EXERCISE =
Review the material line by line. Identify and copy every line that contains the string "facility".

AVAILABLE RECORDS =
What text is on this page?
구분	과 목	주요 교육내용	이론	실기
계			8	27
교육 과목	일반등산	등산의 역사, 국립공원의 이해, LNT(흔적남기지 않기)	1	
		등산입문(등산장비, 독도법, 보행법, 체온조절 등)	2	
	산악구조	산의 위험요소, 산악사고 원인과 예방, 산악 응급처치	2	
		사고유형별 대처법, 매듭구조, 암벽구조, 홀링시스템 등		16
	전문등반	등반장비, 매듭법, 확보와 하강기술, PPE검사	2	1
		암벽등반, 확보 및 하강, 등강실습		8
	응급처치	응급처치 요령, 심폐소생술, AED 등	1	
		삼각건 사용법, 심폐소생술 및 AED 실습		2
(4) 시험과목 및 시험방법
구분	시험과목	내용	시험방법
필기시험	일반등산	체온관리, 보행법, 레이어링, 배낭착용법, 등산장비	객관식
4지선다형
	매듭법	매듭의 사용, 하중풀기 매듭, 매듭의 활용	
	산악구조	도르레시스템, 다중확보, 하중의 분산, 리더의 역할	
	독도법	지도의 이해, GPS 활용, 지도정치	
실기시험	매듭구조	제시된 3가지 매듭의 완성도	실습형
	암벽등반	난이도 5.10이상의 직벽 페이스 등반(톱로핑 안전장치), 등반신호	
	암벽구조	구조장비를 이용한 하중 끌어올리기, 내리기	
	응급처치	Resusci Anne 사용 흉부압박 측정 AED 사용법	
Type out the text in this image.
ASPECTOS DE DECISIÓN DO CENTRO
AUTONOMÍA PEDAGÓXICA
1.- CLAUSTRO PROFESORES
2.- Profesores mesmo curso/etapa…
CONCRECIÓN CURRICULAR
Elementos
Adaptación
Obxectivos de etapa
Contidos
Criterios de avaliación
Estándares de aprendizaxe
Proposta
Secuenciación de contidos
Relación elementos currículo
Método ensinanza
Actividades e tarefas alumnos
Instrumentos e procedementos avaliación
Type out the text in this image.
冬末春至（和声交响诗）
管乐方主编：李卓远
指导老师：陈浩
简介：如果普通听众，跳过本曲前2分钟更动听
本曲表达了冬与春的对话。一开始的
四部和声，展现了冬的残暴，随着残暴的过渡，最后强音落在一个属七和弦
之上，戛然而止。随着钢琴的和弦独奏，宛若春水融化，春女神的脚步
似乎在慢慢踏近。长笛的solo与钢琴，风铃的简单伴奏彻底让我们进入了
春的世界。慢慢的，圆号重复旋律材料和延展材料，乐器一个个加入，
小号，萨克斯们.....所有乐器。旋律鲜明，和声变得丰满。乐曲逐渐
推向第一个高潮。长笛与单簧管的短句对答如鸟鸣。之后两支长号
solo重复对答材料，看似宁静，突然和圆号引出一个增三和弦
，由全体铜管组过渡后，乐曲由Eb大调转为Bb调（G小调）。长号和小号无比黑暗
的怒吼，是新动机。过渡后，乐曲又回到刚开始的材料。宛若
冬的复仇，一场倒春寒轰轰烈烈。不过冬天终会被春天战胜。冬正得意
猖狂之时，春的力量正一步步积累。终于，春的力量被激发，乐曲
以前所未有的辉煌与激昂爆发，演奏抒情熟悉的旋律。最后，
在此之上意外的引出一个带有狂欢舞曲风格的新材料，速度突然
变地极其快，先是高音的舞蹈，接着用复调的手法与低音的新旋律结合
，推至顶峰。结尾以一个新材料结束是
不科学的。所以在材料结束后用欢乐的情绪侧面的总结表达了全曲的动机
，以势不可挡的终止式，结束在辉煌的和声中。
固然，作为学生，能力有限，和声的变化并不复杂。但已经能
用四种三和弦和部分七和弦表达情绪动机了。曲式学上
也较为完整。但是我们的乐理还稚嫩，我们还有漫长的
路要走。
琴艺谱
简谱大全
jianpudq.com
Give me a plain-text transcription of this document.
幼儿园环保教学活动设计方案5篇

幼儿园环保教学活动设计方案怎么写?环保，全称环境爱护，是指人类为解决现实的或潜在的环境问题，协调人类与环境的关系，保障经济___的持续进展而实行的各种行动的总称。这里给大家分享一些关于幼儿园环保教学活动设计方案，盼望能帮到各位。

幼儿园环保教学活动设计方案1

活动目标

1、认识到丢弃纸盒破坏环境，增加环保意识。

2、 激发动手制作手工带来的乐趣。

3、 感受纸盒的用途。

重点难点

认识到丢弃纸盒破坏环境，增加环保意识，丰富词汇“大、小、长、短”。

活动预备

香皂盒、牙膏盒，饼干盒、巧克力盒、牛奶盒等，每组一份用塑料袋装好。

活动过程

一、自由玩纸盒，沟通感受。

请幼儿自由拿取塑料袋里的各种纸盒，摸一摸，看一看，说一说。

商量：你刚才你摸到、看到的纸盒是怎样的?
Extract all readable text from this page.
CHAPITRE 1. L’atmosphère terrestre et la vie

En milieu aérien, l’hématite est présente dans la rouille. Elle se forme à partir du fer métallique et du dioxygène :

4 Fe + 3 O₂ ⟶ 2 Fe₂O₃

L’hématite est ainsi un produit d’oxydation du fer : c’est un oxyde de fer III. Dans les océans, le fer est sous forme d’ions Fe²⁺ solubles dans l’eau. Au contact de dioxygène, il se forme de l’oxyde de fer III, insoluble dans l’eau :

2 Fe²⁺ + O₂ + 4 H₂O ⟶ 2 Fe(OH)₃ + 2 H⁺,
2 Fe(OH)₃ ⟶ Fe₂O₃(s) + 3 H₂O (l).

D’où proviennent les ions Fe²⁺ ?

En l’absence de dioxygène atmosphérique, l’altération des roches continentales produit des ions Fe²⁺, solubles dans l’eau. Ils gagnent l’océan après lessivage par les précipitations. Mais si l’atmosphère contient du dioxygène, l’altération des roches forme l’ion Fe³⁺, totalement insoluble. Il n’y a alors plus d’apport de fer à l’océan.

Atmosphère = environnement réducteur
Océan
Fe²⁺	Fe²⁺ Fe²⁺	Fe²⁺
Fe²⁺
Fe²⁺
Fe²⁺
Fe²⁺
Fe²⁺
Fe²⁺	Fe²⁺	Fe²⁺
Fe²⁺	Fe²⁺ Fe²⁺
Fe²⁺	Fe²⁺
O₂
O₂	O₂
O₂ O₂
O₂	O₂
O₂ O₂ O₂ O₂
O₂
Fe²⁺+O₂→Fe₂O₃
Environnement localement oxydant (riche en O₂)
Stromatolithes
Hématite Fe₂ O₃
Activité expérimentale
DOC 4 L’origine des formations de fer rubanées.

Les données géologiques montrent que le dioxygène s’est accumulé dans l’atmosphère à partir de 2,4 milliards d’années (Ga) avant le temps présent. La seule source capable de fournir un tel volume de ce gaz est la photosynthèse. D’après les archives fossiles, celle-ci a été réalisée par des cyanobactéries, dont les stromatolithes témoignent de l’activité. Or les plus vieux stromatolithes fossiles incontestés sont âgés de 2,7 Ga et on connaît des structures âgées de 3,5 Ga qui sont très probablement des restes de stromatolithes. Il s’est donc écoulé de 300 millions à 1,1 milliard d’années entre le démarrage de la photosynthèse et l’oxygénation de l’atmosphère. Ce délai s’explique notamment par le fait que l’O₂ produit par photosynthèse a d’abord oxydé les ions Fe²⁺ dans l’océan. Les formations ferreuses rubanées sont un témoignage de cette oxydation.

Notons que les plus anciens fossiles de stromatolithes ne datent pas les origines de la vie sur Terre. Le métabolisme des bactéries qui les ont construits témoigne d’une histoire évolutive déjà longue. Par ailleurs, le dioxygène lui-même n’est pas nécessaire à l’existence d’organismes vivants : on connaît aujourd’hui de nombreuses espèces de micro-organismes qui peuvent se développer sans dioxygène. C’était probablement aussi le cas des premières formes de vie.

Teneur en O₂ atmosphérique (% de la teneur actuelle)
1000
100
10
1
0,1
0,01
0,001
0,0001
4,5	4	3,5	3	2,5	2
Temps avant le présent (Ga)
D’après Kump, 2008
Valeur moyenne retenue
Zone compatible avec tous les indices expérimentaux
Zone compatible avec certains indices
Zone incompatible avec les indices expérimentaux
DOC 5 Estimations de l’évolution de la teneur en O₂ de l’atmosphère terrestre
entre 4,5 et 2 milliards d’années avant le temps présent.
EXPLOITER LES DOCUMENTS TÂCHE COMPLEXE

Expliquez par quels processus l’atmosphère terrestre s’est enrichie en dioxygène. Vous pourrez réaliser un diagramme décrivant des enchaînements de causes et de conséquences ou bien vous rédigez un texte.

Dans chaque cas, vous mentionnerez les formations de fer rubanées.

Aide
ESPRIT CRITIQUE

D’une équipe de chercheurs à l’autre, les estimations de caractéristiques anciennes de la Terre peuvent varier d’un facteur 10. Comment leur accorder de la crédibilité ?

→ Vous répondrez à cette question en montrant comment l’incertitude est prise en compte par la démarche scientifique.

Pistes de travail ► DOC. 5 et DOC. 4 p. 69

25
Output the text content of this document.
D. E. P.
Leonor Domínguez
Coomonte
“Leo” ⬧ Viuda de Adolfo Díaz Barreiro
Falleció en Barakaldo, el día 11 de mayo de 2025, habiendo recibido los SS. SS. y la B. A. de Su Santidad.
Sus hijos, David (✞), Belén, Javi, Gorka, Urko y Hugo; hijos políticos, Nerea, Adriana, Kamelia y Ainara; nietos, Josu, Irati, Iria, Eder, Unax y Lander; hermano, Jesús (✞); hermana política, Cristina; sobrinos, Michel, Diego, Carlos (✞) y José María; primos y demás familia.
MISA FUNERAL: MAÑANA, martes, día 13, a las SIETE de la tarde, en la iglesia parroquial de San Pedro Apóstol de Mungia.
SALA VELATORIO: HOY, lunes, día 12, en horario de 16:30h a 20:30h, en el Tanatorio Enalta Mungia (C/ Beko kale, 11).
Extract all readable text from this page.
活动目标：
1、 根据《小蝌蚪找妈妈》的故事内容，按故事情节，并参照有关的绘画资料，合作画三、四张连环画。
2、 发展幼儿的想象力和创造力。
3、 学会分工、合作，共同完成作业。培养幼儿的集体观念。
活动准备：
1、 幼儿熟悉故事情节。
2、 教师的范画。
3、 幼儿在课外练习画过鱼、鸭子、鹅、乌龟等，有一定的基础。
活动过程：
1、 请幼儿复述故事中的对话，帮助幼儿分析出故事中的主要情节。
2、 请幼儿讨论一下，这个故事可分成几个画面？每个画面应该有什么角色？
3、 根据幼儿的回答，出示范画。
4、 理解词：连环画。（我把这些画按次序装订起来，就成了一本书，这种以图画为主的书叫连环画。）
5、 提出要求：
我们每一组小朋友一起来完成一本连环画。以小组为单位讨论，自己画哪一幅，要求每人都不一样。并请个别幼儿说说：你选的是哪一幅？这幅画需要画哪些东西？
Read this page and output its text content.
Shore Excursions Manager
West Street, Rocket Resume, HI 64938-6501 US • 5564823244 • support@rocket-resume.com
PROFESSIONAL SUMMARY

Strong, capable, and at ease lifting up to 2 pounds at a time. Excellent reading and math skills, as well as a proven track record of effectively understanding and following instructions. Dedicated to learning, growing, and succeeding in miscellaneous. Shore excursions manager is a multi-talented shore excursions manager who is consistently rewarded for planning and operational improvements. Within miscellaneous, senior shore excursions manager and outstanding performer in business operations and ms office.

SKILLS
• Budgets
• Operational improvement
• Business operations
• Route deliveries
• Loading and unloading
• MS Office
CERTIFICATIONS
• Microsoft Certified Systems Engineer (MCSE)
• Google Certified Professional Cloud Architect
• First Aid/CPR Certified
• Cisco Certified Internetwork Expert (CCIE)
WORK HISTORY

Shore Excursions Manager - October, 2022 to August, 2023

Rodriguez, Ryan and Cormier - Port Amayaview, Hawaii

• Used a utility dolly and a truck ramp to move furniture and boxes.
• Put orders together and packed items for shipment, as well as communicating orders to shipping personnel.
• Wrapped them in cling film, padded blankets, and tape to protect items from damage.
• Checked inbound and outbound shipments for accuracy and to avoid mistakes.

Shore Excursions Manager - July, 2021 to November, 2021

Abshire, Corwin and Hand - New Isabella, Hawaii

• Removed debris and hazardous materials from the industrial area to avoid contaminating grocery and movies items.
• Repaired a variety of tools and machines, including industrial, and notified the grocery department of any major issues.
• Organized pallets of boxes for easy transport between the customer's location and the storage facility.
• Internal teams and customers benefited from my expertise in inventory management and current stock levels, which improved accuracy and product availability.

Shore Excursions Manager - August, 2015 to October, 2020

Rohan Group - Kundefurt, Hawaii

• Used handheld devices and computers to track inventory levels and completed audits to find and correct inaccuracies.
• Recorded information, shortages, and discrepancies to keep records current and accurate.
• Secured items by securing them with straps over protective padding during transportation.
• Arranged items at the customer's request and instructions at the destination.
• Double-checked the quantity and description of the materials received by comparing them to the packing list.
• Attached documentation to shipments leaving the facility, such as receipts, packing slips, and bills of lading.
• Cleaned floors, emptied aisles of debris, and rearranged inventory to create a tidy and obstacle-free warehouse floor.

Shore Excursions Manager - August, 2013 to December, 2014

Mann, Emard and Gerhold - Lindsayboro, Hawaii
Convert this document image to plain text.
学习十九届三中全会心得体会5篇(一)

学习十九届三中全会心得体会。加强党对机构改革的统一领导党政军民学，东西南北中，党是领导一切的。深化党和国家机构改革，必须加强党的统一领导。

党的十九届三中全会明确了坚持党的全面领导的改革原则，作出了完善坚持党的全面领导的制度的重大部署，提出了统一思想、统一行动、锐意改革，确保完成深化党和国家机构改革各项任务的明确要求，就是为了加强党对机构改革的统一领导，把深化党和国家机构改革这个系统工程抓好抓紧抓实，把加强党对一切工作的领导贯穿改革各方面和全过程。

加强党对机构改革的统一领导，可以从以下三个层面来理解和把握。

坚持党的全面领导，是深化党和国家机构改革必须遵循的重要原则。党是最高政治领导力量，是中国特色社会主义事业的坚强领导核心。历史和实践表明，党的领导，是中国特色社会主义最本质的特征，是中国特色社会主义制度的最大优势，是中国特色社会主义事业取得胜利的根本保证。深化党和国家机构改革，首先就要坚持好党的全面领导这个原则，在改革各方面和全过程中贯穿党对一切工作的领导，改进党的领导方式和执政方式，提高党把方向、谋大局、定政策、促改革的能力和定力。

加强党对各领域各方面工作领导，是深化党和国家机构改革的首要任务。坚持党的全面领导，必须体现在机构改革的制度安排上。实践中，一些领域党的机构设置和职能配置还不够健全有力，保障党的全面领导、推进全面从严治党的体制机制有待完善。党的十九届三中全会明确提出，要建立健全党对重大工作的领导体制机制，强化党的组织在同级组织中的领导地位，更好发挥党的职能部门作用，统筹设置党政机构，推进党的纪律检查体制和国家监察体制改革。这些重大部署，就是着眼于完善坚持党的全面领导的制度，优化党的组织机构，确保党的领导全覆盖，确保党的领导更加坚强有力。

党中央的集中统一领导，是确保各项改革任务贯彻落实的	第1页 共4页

WRITTEN SOLUTION =
• Organized pallets of boxes for easy transport between the customer's location and the storage facility.
• Attached documentation to shipments leaving the facility, such as receipts, packing slips, and bills of lading.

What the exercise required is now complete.